◆ AIM ◆
Look through the data for the string "Согласие". Copy every line where it is found.

(Dataset items)

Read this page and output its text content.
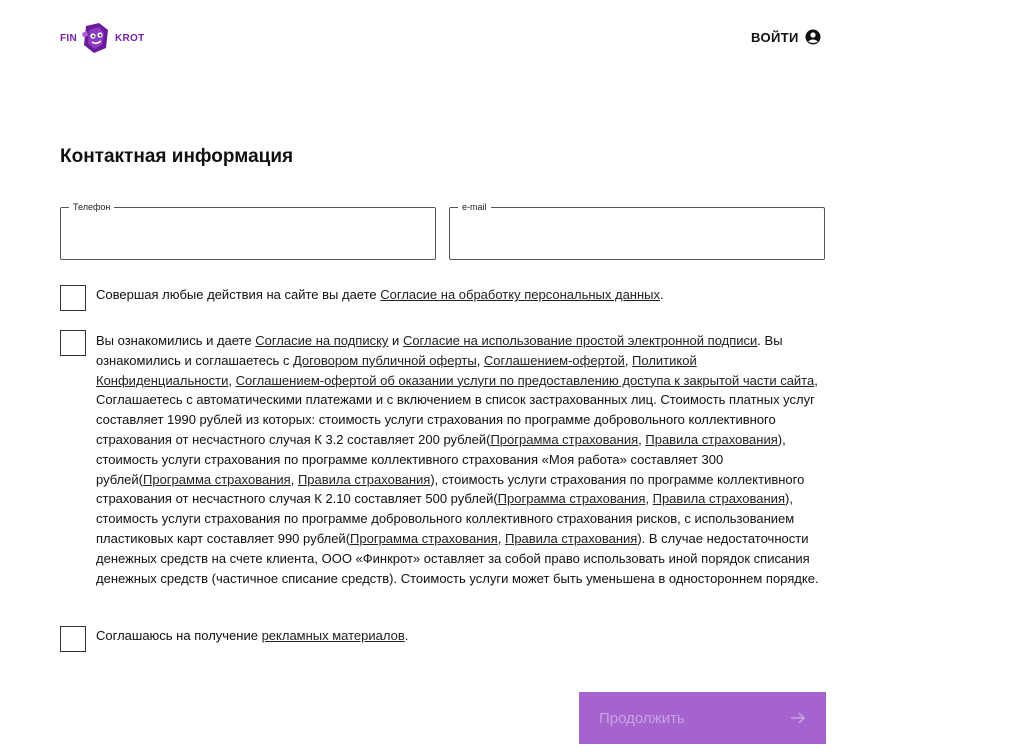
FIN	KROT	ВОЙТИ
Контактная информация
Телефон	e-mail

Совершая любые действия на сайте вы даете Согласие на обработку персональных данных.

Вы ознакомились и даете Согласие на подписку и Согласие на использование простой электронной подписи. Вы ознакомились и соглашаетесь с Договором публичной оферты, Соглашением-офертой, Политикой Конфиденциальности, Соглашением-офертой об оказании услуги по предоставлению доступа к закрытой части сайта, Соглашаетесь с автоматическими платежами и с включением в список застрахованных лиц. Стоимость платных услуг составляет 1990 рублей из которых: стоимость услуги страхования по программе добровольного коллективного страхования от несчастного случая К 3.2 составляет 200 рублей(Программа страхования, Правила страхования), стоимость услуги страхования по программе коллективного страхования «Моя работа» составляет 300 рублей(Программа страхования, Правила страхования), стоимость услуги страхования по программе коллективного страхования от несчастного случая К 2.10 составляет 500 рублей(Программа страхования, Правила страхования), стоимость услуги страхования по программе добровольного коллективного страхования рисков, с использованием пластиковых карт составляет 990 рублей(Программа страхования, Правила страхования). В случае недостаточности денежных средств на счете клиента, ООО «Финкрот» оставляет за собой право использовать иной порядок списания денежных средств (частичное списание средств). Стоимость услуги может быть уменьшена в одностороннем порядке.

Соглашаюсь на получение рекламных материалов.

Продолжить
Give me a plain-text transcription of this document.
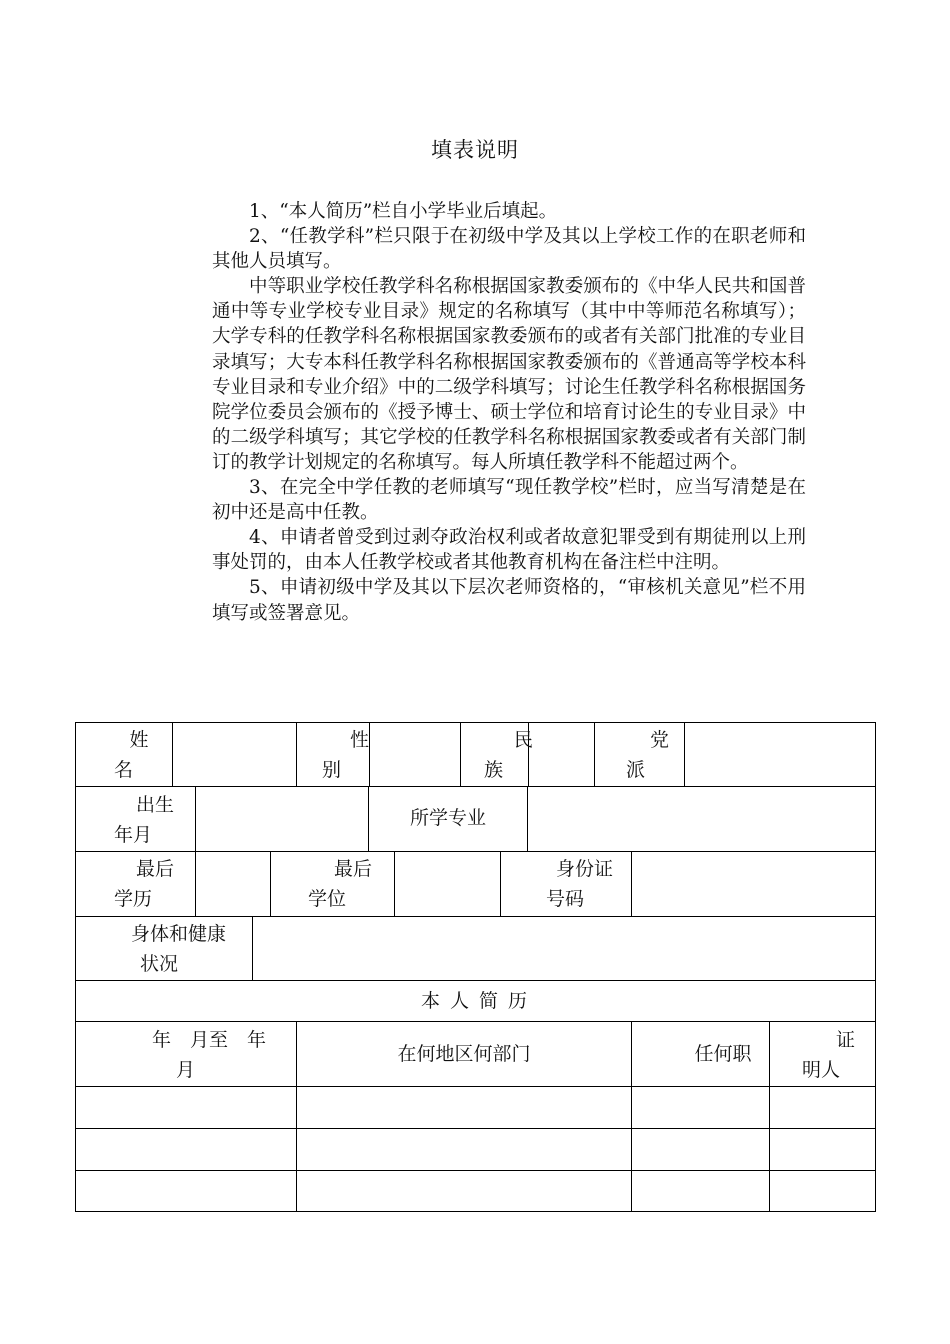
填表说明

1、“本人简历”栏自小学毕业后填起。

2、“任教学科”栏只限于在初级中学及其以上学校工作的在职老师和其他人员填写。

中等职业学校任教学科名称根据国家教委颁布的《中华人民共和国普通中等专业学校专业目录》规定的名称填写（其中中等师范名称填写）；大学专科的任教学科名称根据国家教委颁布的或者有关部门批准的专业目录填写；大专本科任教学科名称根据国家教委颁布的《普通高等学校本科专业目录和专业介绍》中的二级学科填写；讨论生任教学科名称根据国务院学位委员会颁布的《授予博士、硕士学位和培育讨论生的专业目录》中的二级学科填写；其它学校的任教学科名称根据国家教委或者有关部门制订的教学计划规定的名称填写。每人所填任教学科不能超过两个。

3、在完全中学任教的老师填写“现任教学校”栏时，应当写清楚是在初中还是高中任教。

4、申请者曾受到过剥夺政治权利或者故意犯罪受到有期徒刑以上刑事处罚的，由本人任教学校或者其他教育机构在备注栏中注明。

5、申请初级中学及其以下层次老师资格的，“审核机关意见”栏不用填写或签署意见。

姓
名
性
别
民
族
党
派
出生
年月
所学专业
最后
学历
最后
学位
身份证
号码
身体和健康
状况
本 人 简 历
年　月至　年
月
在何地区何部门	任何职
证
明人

◆ ANSWER TO THE TASK ◆
Совершая любые действия на сайте вы даете Согласие на обработку персональных данных.
Вы ознакомились и даете Согласие на подписку и Согласие на использование простой электронной подписи. Вы ознакомились и соглашаетесь с Договором публичной оферты, Соглашением-офертой, Политикой Конфиденциальности, Соглашением-офертой об оказании услуги по предоставлению доступа к закрытой части сайта, Соглашаетесь с автоматическими платежами и с включением в список застрахованных лиц. Стоимость платных услуг составляет 1990 рублей из которых: стоимость услуги страхования по программе добровольного коллективного страхования от несчастного случая К 3.2 составляет 200 рублей(Программа страхования, Правила страхования), стоимость услуги страхования по программе коллективного страхования «Моя работа» составляет 300 рублей(Программа страхования, Правила страхования), стоимость услуги страхования по программе коллективного страхования от несчастного случая К 2.10 составляет 500 рублей(Программа страхования, Правила страхования), стоимость услуги страхования по программе добровольного коллективного страхования рисков, с использованием пластиковых карт составляет 990 рублей(Программа страхования, Правила страхования). В случае недостаточности денежных средств на счете клиента, ООО «Финкрот» оставляет за собой право использовать иной порядок списания денежных средств (частичное списание средств). Стоимость услуги может быть уменьшена в одностороннем порядке.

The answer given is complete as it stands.